What is required:
Extract all lines that hold the string "成为当前最活跃".

— BEGIN Extracted information —

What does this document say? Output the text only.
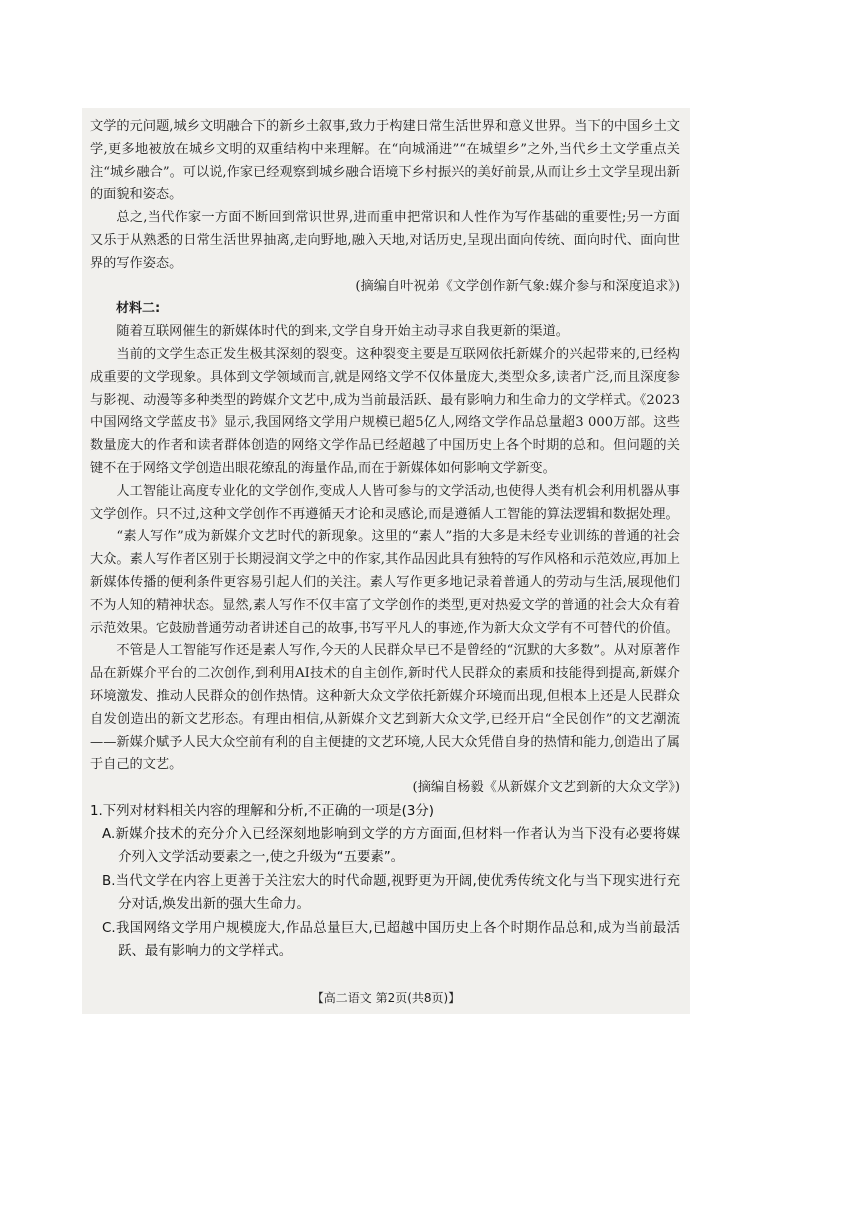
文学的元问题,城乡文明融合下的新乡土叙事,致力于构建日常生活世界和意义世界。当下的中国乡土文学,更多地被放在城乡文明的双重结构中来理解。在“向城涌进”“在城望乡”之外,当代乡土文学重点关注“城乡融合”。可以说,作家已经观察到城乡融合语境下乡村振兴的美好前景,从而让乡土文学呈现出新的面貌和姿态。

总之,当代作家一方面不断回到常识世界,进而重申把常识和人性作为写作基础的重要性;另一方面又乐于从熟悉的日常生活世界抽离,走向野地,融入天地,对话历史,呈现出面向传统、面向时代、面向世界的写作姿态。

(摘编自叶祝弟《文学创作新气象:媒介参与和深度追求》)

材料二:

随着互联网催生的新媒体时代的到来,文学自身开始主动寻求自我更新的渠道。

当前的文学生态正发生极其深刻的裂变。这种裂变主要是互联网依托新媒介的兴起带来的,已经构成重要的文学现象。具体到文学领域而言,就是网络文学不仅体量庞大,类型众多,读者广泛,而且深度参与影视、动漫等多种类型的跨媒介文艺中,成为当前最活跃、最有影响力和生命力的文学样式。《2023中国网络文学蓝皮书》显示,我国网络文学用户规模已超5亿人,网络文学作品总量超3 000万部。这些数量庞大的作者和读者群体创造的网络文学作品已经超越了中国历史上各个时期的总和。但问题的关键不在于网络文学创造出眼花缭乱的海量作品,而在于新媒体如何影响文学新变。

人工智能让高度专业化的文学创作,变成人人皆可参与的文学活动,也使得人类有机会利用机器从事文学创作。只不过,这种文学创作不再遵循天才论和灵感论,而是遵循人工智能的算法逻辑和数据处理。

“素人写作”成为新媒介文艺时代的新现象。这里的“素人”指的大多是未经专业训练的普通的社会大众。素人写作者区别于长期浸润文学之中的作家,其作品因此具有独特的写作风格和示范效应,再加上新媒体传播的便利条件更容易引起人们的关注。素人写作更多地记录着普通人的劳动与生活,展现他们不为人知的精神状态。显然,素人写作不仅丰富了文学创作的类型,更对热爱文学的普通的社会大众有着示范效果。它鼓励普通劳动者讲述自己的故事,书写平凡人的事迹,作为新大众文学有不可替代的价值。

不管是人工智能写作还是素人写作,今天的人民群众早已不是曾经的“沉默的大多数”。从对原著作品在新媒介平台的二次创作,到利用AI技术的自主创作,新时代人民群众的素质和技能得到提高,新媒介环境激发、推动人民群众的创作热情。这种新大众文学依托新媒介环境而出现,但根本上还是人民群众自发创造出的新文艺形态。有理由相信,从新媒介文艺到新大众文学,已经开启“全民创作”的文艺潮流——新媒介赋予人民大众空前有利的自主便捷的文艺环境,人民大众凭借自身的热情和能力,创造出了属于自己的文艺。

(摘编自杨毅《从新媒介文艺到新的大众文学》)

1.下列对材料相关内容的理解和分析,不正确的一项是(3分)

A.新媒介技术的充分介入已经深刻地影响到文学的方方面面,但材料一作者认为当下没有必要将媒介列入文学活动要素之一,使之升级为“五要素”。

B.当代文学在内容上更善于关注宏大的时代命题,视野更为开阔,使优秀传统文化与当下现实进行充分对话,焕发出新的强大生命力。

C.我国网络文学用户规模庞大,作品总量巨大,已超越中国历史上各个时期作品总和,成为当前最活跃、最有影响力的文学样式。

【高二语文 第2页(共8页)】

— END Extracted information —

Correct result:
当前的文学生态正发生极其深刻的裂变。这种裂变主要是互联网依托新媒介的兴起带来的,已经构成重要的文学现象。具体到文学领域而言,就是网络文学不仅体量庞大,类型众多,读者广泛,而且深度参与影视、动漫等多种类型的跨媒介文艺中,成为当前最活跃、最有影响力和生命力的文学样式。《2023中国网络文学蓝皮书》显示,我国网络文学用户规模已超5亿人,网络文学作品总量超3 000万部。这些数量庞大的作者和读者群体创造的网络文学作品已经超越了中国历史上各个时期的总和。但问题的关键不在于网络文学创造出眼花缭乱的海量作品,而在于新媒体如何影响文学新变。
C.我国网络文学用户规模庞大,作品总量巨大,已超越中国历史上各个时期作品总和,成为当前最活跃、最有影响力的文学样式。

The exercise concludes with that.